My notes on unit testing in Xcode
Unit tests should follow the FIRST principles: Fast, Isolated, Repeatable, Self-verifying, and Timely.
Xcode unit testing
- Under targets, add target, add unit test
- In the
...Test/...Tests.swift
file inside thetestExample
method addXCTAssertEqual("Hello, World!", "Hello, World!")
- Product -> Test (cmd + U) alternatively: right click the
...Tests.swift
and click: Run …Tests
UnitTest template:
import XCTest
class SomeUnitTest: XCTestCase {
override func setUp() {
super.setUp()
}
override func tearDown() {
super.tearDown()
}
func testExample() {
XCTAssertEqual("Hello, World!", "Hello, World!")
}
func testPerformanceExample() {
self.measure { }
}
}
Gotchas:
- Name the test target with out underscore characters. XCode doesn’t like underscores sometimes
Pro
- Writing tests first gives us a clear perspective on the API design, by getting into the mindset of being a client of the API before it exists.
- Good tests serve as great documentation of expected behaviour.
- Some tests for core functionality is good
Con
- Hard to pivot after many tests are written
- Hard to reorg code
- High code coverage makes code bureaucratic
Resources:
- https://www.raywenderlich.com/101306/unit-testing-tutorial-mocking-objects
RGR ( Red — Green — Refactor ) methodology
Red, Green and Refactor are stages of the TDD (Test Driven Development).

• **Dataset records**:
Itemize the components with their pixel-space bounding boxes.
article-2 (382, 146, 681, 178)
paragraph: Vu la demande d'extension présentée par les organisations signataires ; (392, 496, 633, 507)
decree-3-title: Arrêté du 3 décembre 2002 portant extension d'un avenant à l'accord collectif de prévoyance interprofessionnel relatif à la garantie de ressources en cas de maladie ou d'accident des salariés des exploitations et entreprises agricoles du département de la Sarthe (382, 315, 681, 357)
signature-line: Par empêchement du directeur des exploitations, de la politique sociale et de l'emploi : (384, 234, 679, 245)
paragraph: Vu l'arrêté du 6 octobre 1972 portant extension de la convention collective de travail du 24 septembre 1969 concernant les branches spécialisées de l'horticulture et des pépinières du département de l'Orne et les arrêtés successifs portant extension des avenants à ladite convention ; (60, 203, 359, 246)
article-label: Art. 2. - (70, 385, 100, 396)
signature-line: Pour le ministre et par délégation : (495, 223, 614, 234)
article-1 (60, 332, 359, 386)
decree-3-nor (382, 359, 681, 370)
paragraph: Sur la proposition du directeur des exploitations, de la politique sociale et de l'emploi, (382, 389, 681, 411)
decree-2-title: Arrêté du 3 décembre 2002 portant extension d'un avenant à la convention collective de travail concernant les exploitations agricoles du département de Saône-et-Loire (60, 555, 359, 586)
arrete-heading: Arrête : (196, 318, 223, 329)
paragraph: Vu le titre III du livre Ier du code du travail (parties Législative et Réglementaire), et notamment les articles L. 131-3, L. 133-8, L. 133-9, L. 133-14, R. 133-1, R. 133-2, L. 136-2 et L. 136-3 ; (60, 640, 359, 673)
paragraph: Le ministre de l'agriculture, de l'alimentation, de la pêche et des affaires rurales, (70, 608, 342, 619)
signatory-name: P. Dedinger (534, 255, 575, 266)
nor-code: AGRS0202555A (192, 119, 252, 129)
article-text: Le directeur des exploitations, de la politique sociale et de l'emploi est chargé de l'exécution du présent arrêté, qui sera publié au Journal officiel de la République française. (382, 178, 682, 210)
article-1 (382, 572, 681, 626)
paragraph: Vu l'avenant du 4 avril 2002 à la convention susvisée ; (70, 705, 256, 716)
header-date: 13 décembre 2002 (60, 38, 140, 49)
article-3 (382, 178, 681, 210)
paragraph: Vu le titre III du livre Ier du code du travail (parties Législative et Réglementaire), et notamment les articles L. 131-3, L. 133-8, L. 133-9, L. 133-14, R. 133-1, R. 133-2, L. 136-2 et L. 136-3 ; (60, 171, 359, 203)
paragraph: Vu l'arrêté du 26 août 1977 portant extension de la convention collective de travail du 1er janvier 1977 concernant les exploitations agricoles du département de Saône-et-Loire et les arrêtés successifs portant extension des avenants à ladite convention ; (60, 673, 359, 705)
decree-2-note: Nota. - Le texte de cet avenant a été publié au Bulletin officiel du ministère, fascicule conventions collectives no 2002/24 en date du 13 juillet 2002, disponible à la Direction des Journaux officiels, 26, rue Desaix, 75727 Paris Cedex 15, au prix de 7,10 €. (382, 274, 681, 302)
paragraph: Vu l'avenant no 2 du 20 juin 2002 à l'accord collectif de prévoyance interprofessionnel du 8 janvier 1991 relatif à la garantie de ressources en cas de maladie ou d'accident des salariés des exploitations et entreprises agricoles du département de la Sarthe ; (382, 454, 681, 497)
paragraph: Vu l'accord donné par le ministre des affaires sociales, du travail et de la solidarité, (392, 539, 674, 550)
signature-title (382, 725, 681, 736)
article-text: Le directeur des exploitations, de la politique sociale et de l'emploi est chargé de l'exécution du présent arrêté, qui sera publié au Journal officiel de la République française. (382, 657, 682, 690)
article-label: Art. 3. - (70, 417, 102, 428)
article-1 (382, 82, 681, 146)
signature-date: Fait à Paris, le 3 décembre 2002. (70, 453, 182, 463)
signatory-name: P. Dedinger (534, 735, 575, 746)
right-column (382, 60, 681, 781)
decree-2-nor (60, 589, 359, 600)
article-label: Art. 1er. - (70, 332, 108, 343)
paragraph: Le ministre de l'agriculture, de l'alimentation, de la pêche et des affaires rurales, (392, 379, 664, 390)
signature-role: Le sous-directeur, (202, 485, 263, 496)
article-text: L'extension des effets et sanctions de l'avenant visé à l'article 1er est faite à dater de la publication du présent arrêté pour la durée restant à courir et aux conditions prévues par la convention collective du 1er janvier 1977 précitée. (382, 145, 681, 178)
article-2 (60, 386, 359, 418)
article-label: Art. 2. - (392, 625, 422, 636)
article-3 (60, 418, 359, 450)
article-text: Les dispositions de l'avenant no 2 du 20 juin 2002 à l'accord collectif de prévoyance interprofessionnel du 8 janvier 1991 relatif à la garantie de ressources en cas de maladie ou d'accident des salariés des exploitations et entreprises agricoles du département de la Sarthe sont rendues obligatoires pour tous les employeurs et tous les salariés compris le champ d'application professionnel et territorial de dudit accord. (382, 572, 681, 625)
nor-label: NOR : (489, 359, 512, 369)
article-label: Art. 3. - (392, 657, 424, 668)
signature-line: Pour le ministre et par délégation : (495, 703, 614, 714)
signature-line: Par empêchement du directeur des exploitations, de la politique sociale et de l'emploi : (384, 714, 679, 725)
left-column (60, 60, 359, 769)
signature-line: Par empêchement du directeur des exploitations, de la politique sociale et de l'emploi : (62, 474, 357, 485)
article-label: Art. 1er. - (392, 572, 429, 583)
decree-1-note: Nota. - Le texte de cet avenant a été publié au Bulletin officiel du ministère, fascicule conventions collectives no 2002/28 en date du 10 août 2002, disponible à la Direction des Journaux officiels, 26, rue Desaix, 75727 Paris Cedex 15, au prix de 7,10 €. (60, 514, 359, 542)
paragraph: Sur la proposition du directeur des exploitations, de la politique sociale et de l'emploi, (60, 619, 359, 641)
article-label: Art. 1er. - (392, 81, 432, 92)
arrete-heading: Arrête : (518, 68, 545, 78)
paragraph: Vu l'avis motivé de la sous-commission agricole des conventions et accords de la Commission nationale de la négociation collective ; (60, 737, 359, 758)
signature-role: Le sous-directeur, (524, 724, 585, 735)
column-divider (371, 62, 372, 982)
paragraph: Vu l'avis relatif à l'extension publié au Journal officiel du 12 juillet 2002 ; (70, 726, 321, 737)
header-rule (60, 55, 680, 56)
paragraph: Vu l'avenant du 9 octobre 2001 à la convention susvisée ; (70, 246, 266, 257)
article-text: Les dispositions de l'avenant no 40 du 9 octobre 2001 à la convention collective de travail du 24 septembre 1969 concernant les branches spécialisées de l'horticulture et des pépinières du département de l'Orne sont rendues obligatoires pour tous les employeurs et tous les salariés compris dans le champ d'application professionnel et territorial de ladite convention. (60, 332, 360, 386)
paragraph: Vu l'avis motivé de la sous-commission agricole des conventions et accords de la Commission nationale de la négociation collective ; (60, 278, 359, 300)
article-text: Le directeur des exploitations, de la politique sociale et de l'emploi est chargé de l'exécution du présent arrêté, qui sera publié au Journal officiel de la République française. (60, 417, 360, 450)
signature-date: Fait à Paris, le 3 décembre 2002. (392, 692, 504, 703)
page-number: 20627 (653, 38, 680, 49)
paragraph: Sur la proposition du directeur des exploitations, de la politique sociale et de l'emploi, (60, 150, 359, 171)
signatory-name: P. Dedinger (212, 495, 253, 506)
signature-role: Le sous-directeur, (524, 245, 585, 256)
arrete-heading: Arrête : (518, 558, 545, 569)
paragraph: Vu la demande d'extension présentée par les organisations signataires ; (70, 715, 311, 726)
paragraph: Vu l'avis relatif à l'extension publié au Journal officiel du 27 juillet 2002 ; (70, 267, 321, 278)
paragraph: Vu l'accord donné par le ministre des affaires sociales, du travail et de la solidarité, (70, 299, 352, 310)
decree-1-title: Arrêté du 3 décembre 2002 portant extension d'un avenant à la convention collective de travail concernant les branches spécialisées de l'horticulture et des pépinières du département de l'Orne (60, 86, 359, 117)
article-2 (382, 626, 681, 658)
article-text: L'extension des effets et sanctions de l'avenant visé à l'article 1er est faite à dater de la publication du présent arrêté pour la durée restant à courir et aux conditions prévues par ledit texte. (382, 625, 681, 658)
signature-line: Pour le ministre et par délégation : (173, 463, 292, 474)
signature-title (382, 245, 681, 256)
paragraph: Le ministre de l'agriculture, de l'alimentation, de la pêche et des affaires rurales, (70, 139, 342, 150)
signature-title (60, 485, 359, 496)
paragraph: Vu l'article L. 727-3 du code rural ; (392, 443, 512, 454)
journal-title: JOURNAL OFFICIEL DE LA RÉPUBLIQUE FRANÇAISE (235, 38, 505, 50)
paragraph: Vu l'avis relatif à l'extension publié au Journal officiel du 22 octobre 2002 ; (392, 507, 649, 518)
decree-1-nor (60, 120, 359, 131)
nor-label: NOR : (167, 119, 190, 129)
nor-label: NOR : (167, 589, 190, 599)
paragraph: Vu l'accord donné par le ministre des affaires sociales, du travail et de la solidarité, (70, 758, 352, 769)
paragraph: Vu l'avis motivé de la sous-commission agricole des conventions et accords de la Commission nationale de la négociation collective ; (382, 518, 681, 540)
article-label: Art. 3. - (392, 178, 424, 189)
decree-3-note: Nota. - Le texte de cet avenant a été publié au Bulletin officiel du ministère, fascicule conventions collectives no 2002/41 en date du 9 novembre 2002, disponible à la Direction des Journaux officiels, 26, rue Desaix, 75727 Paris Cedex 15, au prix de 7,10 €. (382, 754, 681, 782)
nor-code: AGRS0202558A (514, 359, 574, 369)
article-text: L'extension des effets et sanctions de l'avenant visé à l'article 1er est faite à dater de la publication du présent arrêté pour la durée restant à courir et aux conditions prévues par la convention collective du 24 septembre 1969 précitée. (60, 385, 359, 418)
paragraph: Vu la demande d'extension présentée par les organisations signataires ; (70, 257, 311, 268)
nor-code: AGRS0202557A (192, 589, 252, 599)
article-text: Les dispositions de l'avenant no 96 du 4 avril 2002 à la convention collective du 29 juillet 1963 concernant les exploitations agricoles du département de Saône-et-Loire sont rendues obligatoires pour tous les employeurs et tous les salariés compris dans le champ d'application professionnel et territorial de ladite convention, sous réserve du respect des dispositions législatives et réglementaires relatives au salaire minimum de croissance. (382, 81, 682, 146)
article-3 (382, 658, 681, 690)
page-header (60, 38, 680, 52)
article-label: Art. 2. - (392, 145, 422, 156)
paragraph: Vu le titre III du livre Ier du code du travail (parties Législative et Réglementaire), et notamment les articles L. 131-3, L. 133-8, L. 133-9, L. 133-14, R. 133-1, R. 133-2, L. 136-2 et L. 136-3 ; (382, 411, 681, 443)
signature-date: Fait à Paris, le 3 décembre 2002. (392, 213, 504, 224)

• **Exercise set**:
A: Translate this sentence from the Xcode unit testing notes into Spanish: "Good tests serve as great documentation of expected behaviour."
B: Name every principle that the Xcode unit testing notes include under FIRST.
The records are separate material and unrelated to the unit testing notes.

• **Answers for the exercise**:
A: Las buenas pruebas sirven como una excelente documentación del comportamiento esperado.

B: Fast, Isolated, Repeatable, Self-verifying, Timely